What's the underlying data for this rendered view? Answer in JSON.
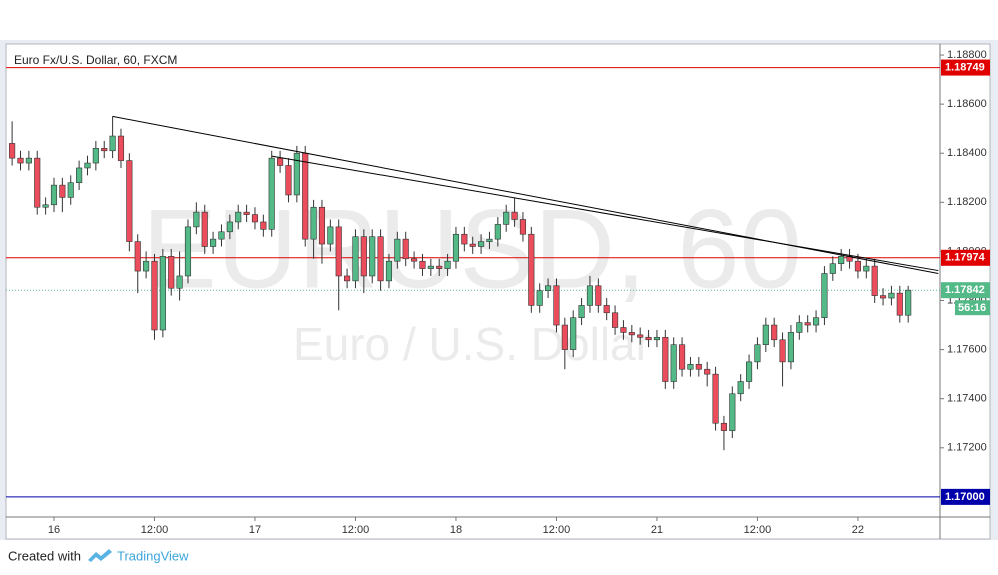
{
  "chart_data": {
    "type": "candlestick",
    "title": "Euro Fx/U.S. Dollar, 60, FXCM",
    "watermark": "EURUSD, 60",
    "watermark_sub": "Euro / U.S. Dollar",
    "up_color": "#53b987",
    "down_color": "#eb4d5c",
    "wick_color": "#333333",
    "candles": {
      "open": [
        1.1844,
        1.1838,
        1.1836,
        1.1838,
        1.1818,
        1.1819,
        1.1827,
        1.1822,
        1.1828,
        1.1834,
        1.1836,
        1.1842,
        1.1841,
        1.1847,
        1.1837,
        1.1804,
        1.1792,
        1.1796,
        1.1768,
        1.1798,
        1.1785,
        1.179,
        1.181,
        1.1816,
        1.1802,
        1.1805,
        1.1808,
        1.1812,
        1.1816,
        1.1815,
        1.1812,
        1.1809,
        1.1838,
        1.1835,
        1.1823,
        1.184,
        1.1805,
        1.1818,
        1.1803,
        1.181,
        1.179,
        1.1788,
        1.1806,
        1.179,
        1.1806,
        1.1788,
        1.1796,
        1.1805,
        1.1797,
        1.1796,
        1.1793,
        1.1794,
        1.1793,
        1.1796,
        1.1807,
        1.1803,
        1.1802,
        1.1804,
        1.1805,
        1.1811,
        1.1816,
        1.1813,
        1.1807,
        1.1778,
        1.1784,
        1.1786,
        1.177,
        1.176,
        1.1773,
        1.1778,
        1.1786,
        1.1778,
        1.1775,
        1.1769,
        1.1767,
        1.1766,
        1.1765,
        1.1764,
        1.1765,
        1.1747,
        1.1762,
        1.1752,
        1.1754,
        1.1752,
        1.175,
        1.173,
        1.1727,
        1.1742,
        1.1747,
        1.1755,
        1.1762,
        1.177,
        1.1764,
        1.1755,
        1.1767,
        1.1771,
        1.177,
        1.1773,
        1.1791,
        1.1795,
        1.1798,
        1.1796,
        1.1792,
        1.1794,
        1.1782,
        1.1781,
        1.1783,
        1.1774
      ],
      "high": [
        1.1853,
        1.1841,
        1.1841,
        1.1841,
        1.1822,
        1.183,
        1.183,
        1.1831,
        1.1837,
        1.1839,
        1.1845,
        1.1845,
        1.1855,
        1.185,
        1.184,
        1.1807,
        1.18,
        1.1799,
        1.1801,
        1.1801,
        1.18,
        1.1813,
        1.182,
        1.1819,
        1.1808,
        1.1811,
        1.1815,
        1.1819,
        1.1819,
        1.1818,
        1.1815,
        1.1841,
        1.1841,
        1.1838,
        1.1843,
        1.1843,
        1.1821,
        1.1821,
        1.1813,
        1.1813,
        1.1793,
        1.1809,
        1.1809,
        1.1809,
        1.1809,
        1.1799,
        1.1808,
        1.1808,
        1.18,
        1.1799,
        1.1797,
        1.1797,
        1.1799,
        1.181,
        1.181,
        1.1806,
        1.1807,
        1.1808,
        1.1814,
        1.1819,
        1.1822,
        1.1816,
        1.181,
        1.1787,
        1.1789,
        1.1789,
        1.1773,
        1.1776,
        1.1781,
        1.179,
        1.1789,
        1.1781,
        1.1778,
        1.1772,
        1.177,
        1.1769,
        1.1768,
        1.1768,
        1.1768,
        1.1765,
        1.1765,
        1.1757,
        1.1757,
        1.1755,
        1.1753,
        1.1733,
        1.1745,
        1.175,
        1.1758,
        1.1765,
        1.1773,
        1.1773,
        1.1767,
        1.177,
        1.1774,
        1.1774,
        1.1776,
        1.1794,
        1.1798,
        1.1801,
        1.1801,
        1.1799,
        1.1797,
        1.1797,
        1.1785,
        1.1786,
        1.1786,
        1.1786
      ],
      "low": [
        1.1835,
        1.1833,
        1.1833,
        1.1815,
        1.1815,
        1.1816,
        1.1816,
        1.1819,
        1.1825,
        1.1831,
        1.1833,
        1.1838,
        1.1838,
        1.1834,
        1.18,
        1.1783,
        1.1789,
        1.1764,
        1.1765,
        1.1782,
        1.178,
        1.1787,
        1.1807,
        1.1799,
        1.1799,
        1.1802,
        1.1805,
        1.1809,
        1.1812,
        1.1809,
        1.1806,
        1.1806,
        1.1832,
        1.182,
        1.182,
        1.1802,
        1.1797,
        1.1795,
        1.18,
        1.1776,
        1.1785,
        1.1785,
        1.1783,
        1.1787,
        1.1784,
        1.1785,
        1.1793,
        1.1794,
        1.1793,
        1.179,
        1.179,
        1.179,
        1.179,
        1.1793,
        1.18,
        1.1799,
        1.1799,
        1.1801,
        1.1802,
        1.1808,
        1.181,
        1.1804,
        1.1775,
        1.1775,
        1.1781,
        1.1767,
        1.1752,
        1.1757,
        1.177,
        1.1775,
        1.1775,
        1.1772,
        1.1766,
        1.1764,
        1.1763,
        1.1762,
        1.1761,
        1.1761,
        1.1744,
        1.1744,
        1.1749,
        1.1749,
        1.1749,
        1.1745,
        1.1727,
        1.1719,
        1.1724,
        1.1739,
        1.1744,
        1.1752,
        1.1759,
        1.1761,
        1.1745,
        1.1752,
        1.1764,
        1.1767,
        1.1767,
        1.177,
        1.1788,
        1.1792,
        1.1793,
        1.1789,
        1.1789,
        1.1779,
        1.1778,
        1.1778,
        1.1771,
        1.1771
      ],
      "close": [
        1.1838,
        1.1836,
        1.1838,
        1.1818,
        1.1819,
        1.1827,
        1.1822,
        1.1828,
        1.1834,
        1.1836,
        1.1842,
        1.1841,
        1.1847,
        1.1837,
        1.1804,
        1.1792,
        1.1796,
        1.1768,
        1.1798,
        1.1785,
        1.179,
        1.181,
        1.1816,
        1.1802,
        1.1805,
        1.1808,
        1.1812,
        1.1816,
        1.1815,
        1.1812,
        1.1809,
        1.1838,
        1.1835,
        1.1823,
        1.184,
        1.1805,
        1.1818,
        1.1803,
        1.181,
        1.179,
        1.1788,
        1.1806,
        1.179,
        1.1806,
        1.1788,
        1.1796,
        1.1805,
        1.1797,
        1.1796,
        1.1793,
        1.1794,
        1.1793,
        1.1796,
        1.1807,
        1.1803,
        1.1802,
        1.1804,
        1.1805,
        1.1811,
        1.1816,
        1.1813,
        1.1807,
        1.1778,
        1.1784,
        1.1786,
        1.177,
        1.176,
        1.1773,
        1.1778,
        1.1786,
        1.1778,
        1.1775,
        1.1769,
        1.1767,
        1.1766,
        1.1765,
        1.1764,
        1.1765,
        1.1747,
        1.1762,
        1.1752,
        1.1754,
        1.1752,
        1.175,
        1.173,
        1.1727,
        1.1742,
        1.1747,
        1.1755,
        1.1762,
        1.177,
        1.1764,
        1.1755,
        1.1767,
        1.1771,
        1.177,
        1.1773,
        1.1791,
        1.1795,
        1.1798,
        1.1796,
        1.1792,
        1.1794,
        1.1782,
        1.1781,
        1.1783,
        1.1774,
        1.17842
      ]
    },
    "countdown": "56:16",
    "hlines": [
      {
        "value": 1.18749,
        "color": "#e00000"
      },
      {
        "value": 1.17974,
        "color": "#e00000"
      },
      {
        "value": 1.17,
        "label": "1.17000",
        "color": "#0000aa"
      }
    ],
    "trendlines": [
      {
        "x": [
          12,
          110.6
        ],
        "y": [
          1.1855,
          1.1791
        ]
      },
      {
        "x": [
          31,
          110.6
        ],
        "y": [
          1.18388,
          1.17922
        ]
      }
    ],
    "xlim": [
      -0.73,
      110.8
    ],
    "ylim": [
      1.16918,
      1.18845
    ],
    "xticks": [
      {
        "value": 5,
        "label": "16"
      },
      {
        "value": 17,
        "label": "12:00"
      },
      {
        "value": 29,
        "label": "17"
      },
      {
        "value": 41,
        "label": "12:00"
      },
      {
        "value": 53,
        "label": "18"
      },
      {
        "value": 65,
        "label": "12:00"
      },
      {
        "value": 77,
        "label": "21"
      },
      {
        "value": 89,
        "label": "12:00"
      },
      {
        "value": 101,
        "label": "22"
      }
    ],
    "yticks": [
      {
        "value": 1.188,
        "label": "1.18800"
      },
      {
        "value": 1.186,
        "label": "1.18600"
      },
      {
        "value": 1.184,
        "label": "1.18400"
      },
      {
        "value": 1.182,
        "label": "1.18200"
      },
      {
        "value": 1.18,
        "label": "1.18000"
      },
      {
        "value": 1.178,
        "label": "1.17800"
      },
      {
        "value": 1.176,
        "label": "1.17600"
      },
      {
        "value": 1.174,
        "label": "1.17400"
      },
      {
        "value": 1.172,
        "label": "1.17200"
      }
    ]
  },
  "footer": {
    "prefix": "Created with",
    "brand": "TradingView"
  }
}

PROBLEM —
Report how many lines in this data include the string "Dollar", and nothing else.

RESPONSE TO THIS TASK —
2